Copy out every line that contains the word "semi".
[Start of Data supplied]
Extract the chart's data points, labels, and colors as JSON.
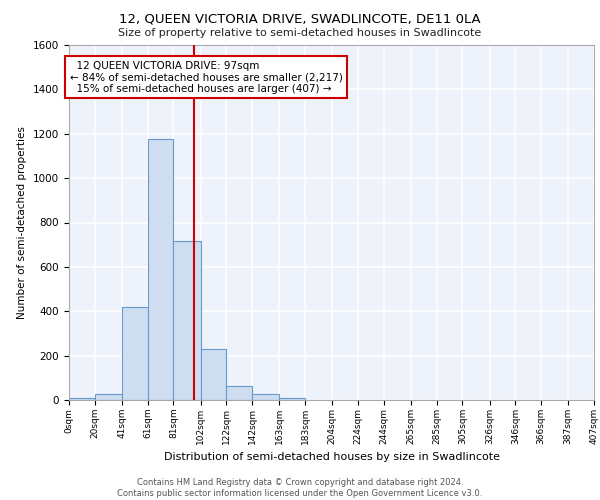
{
  "title1": "12, QUEEN VICTORIA DRIVE, SWADLINCOTE, DE11 0LA",
  "title2": "Size of property relative to semi-detached houses in Swadlincote",
  "xlabel": "Distribution of semi-detached houses by size in Swadlincote",
  "ylabel": "Number of semi-detached properties",
  "bin_edges": [
    0,
    20,
    41,
    61,
    81,
    102,
    122,
    142,
    163,
    183,
    204,
    224,
    244,
    265,
    285,
    305,
    326,
    346,
    366,
    387,
    407
  ],
  "bar_heights": [
    10,
    28,
    420,
    1175,
    715,
    230,
    65,
    28,
    10,
    0,
    0,
    0,
    0,
    0,
    0,
    0,
    0,
    0,
    0,
    0
  ],
  "bar_color": "#cfddf0",
  "bar_edge_color": "#6699cc",
  "property_size": 97,
  "property_label": "12 QUEEN VICTORIA DRIVE: 97sqm",
  "pct_smaller": 84,
  "count_smaller": 2217,
  "pct_larger": 15,
  "count_larger": 407,
  "vline_color": "#cc0000",
  "annotation_box_color": "#cc0000",
  "background_color": "#eef2fb",
  "grid_color": "#ffffff",
  "ylim": [
    0,
    1600
  ],
  "footer": "Contains HM Land Registry data © Crown copyright and database right 2024.\nContains public sector information licensed under the Open Government Licence v3.0.",
  "tick_labels": [
    "0sqm",
    "20sqm",
    "41sqm",
    "61sqm",
    "81sqm",
    "102sqm",
    "122sqm",
    "142sqm",
    "163sqm",
    "183sqm",
    "204sqm",
    "224sqm",
    "244sqm",
    "265sqm",
    "285sqm",
    "305sqm",
    "326sqm",
    "346sqm",
    "366sqm",
    "387sqm",
    "407sqm"
  ]
}
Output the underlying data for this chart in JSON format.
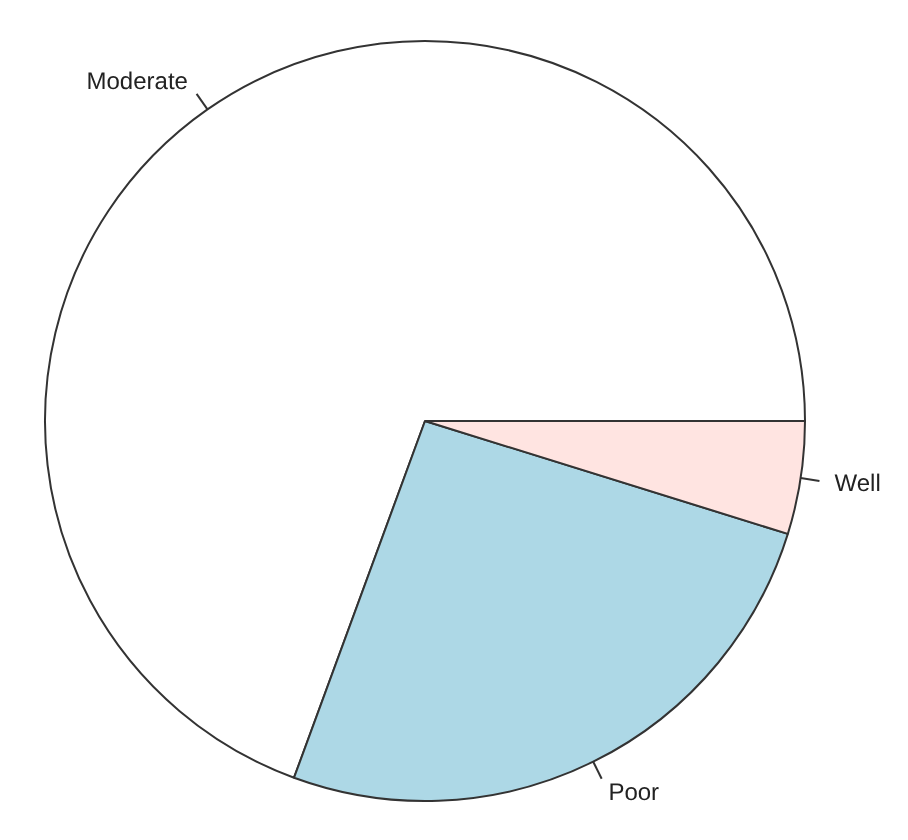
{
  "chart_data": {
    "type": "pie",
    "categories": [
      "Moderate",
      "Poor",
      "Well"
    ],
    "values": [
      69.4,
      25.8,
      4.8
    ],
    "colors": [
      "#ffffff",
      "#add8e6",
      "#ffe4e1"
    ]
  }
}
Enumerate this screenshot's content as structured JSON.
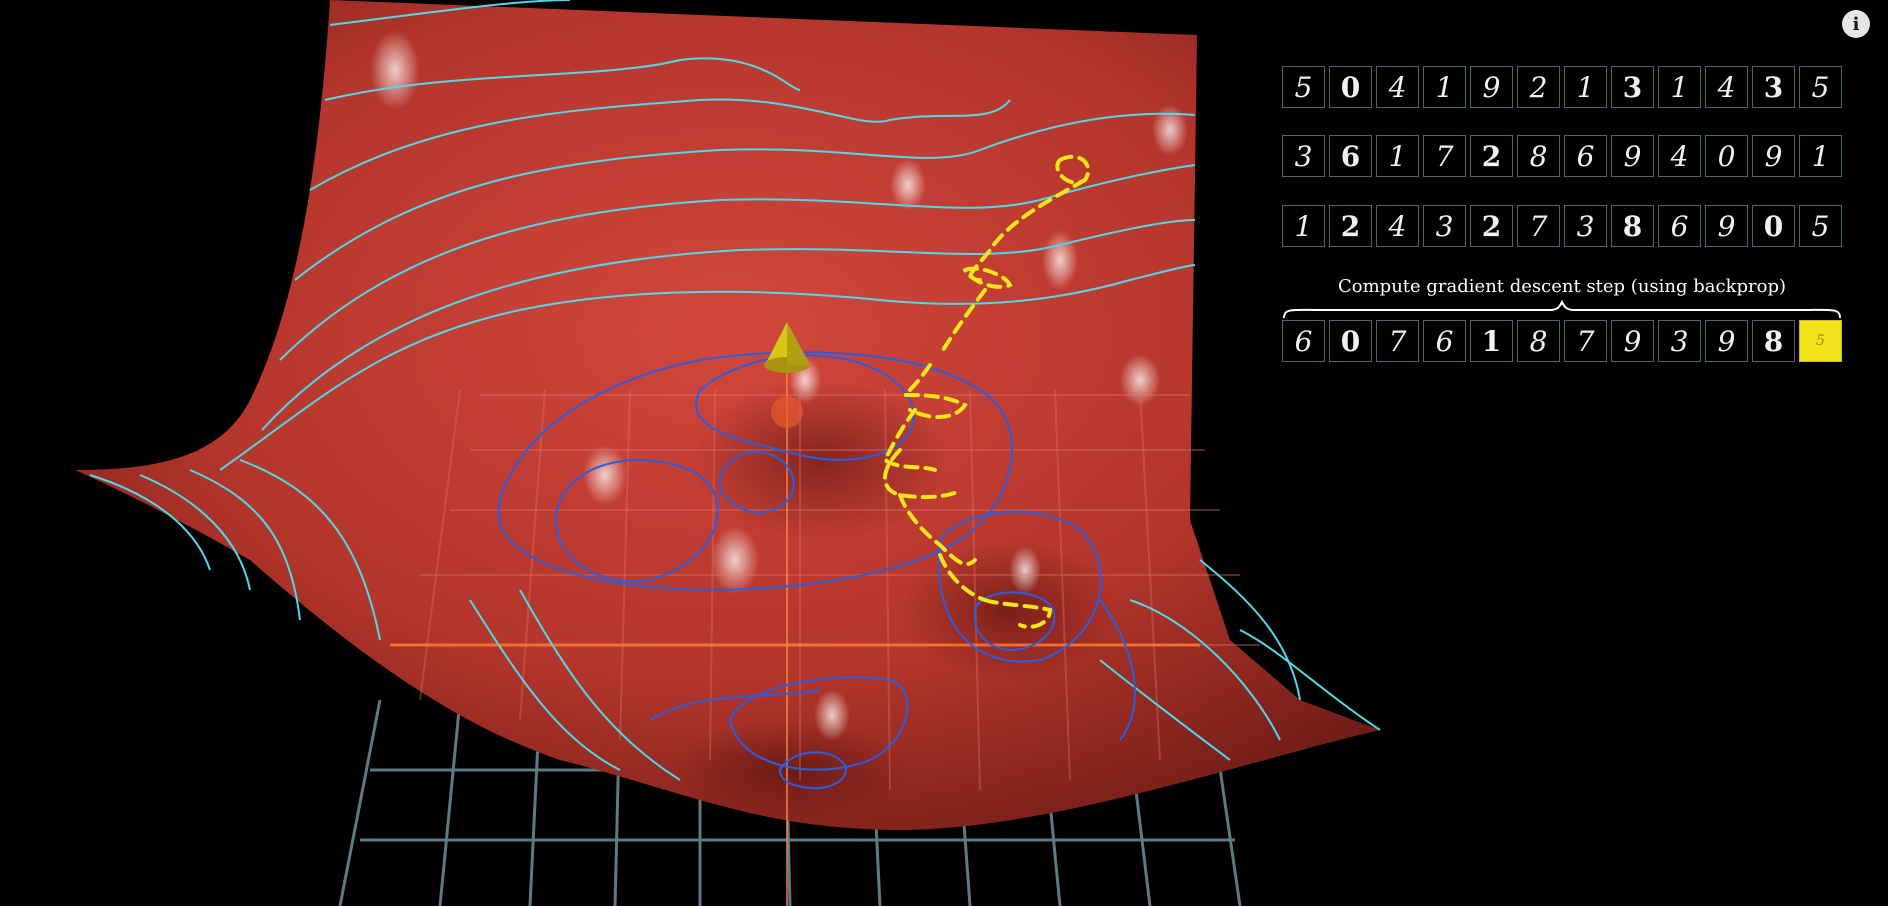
{
  "info_button": {
    "label": "i"
  },
  "training_batches": [
    {
      "digits": [
        "5",
        "0",
        "4",
        "1",
        "9",
        "2",
        "1",
        "3",
        "1",
        "4",
        "3",
        "5"
      ]
    },
    {
      "digits": [
        "3",
        "6",
        "1",
        "7",
        "2",
        "8",
        "6",
        "9",
        "4",
        "0",
        "9",
        "1"
      ]
    },
    {
      "digits": [
        "1",
        "2",
        "4",
        "3",
        "2",
        "7",
        "3",
        "8",
        "6",
        "9",
        "0",
        "5"
      ]
    }
  ],
  "current_batch": {
    "caption": "Compute gradient descent step (using backprop)",
    "digits": [
      "6",
      "0",
      "7",
      "6",
      "1",
      "8",
      "7",
      "9",
      "3",
      "9",
      "8",
      "5"
    ],
    "active_index": 11
  },
  "colors": {
    "surface": "#c0392f",
    "surface_shadow": "#6e1a15",
    "contour_light": "#4fd8e8",
    "contour_dark": "#2a3fd0",
    "descent_path": "#f5e61b",
    "cone": "#d9c41a",
    "grid_floor": "#5d7b80"
  },
  "icons": [
    "info-icon",
    "cone-marker-icon"
  ]
}
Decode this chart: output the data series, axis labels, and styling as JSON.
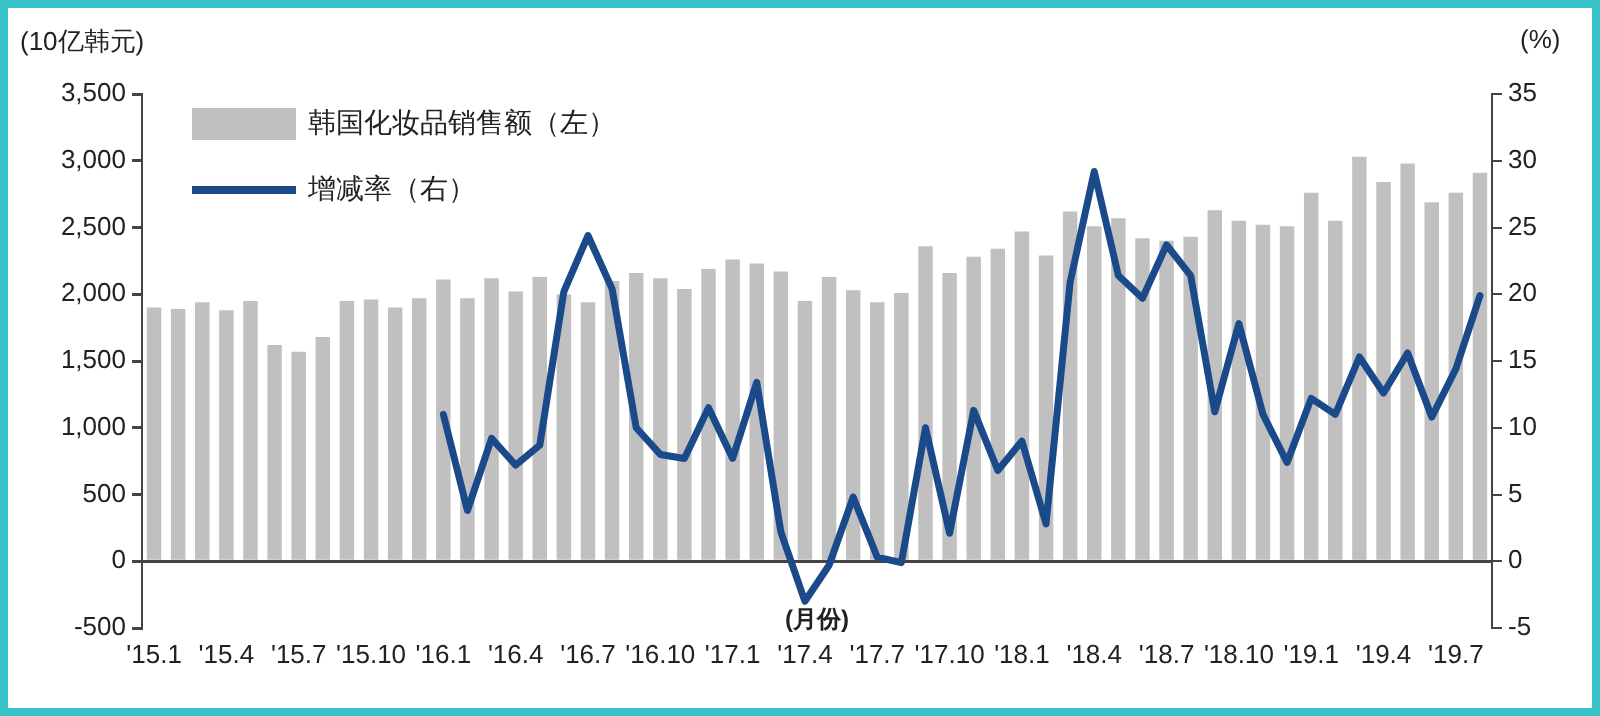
{
  "chart_data": {
    "type": "bar",
    "ylabel": "(10亿韩元)",
    "y2label": "(%)",
    "xlabel": "(月份)",
    "legend": "top left",
    "categories": [
      "'15.1",
      null,
      null,
      "'15.4",
      null,
      null,
      "'15.7",
      null,
      null,
      "'15.10",
      null,
      null,
      "'16.1",
      null,
      null,
      "'16.4",
      null,
      null,
      "'16.7",
      null,
      null,
      "'16.10",
      null,
      null,
      "'17.1",
      null,
      null,
      "'17.4",
      null,
      null,
      "'17.7",
      null,
      null,
      "'17.10",
      null,
      null,
      "'18.1",
      null,
      null,
      "'18.4",
      null,
      null,
      "'18.7",
      null,
      null,
      "'18.10",
      null,
      null,
      "'19.1",
      null,
      null,
      "'19.4",
      null,
      null,
      "'19.7",
      null
    ],
    "series": [
      {
        "name": "韩国化妆品销售额（左）",
        "color": "#c0c0c0",
        "values": [
          1900,
          1890,
          1940,
          1880,
          1950,
          1620,
          1570,
          1680,
          1950,
          1960,
          1900,
          1970,
          2110,
          1970,
          2120,
          2020,
          2130,
          2000,
          1940,
          2100,
          2160,
          2120,
          2040,
          2190,
          2260,
          2230,
          2170,
          1950,
          2130,
          2030,
          1940,
          2010,
          2360,
          2160,
          2280,
          2340,
          2470,
          2290,
          2620,
          2510,
          2570,
          2420,
          2400,
          2430,
          2630,
          2550,
          2520,
          2510,
          2760,
          2550,
          3030,
          2840,
          2980,
          2690,
          2760,
          2910
        ]
      },
      {
        "name": "增减率（右）",
        "type": "line",
        "axis": "y2",
        "color": "#1a4a8a",
        "values": [
          null,
          null,
          null,
          null,
          null,
          null,
          null,
          null,
          null,
          null,
          null,
          null,
          11.0,
          3.8,
          9.2,
          7.2,
          8.7,
          20.2,
          24.4,
          20.4,
          10.0,
          8.0,
          7.7,
          11.5,
          7.7,
          13.4,
          2.2,
          -3.0,
          -0.3,
          4.8,
          0.3,
          -0.1,
          10.0,
          2.1,
          11.3,
          6.8,
          9.0,
          2.8,
          20.9,
          29.2,
          21.4,
          19.7,
          23.7,
          21.4,
          11.2,
          17.8,
          11.0,
          7.4,
          12.2,
          11.0,
          15.3,
          12.6,
          15.6,
          10.8,
          14.4,
          19.9
        ]
      }
    ],
    "ylim": [
      -500,
      3500
    ],
    "yticks": [
      -500,
      0,
      500,
      {
        "value": 1000,
        "label": "1,000"
      },
      {
        "value": 1500,
        "label": "1,500"
      },
      {
        "value": 2000,
        "label": "2,000"
      },
      {
        "value": 2500,
        "label": "2,500"
      },
      {
        "value": 3000,
        "label": "3,000"
      },
      {
        "value": 3500,
        "label": "3,500"
      }
    ],
    "y2lim": [
      -5,
      35
    ],
    "y2ticks": [
      -5,
      0,
      5,
      10,
      15,
      20,
      25,
      30,
      35
    ]
  }
}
[End of Data supplied]
Correct result →
  "title2": "Size of property relative to semi-detached houses in Swadlincote",
  "xlabel": "Distribution of semi-detached houses by size in Swadlincote",
  "ylabel": "Number of semi-detached properties",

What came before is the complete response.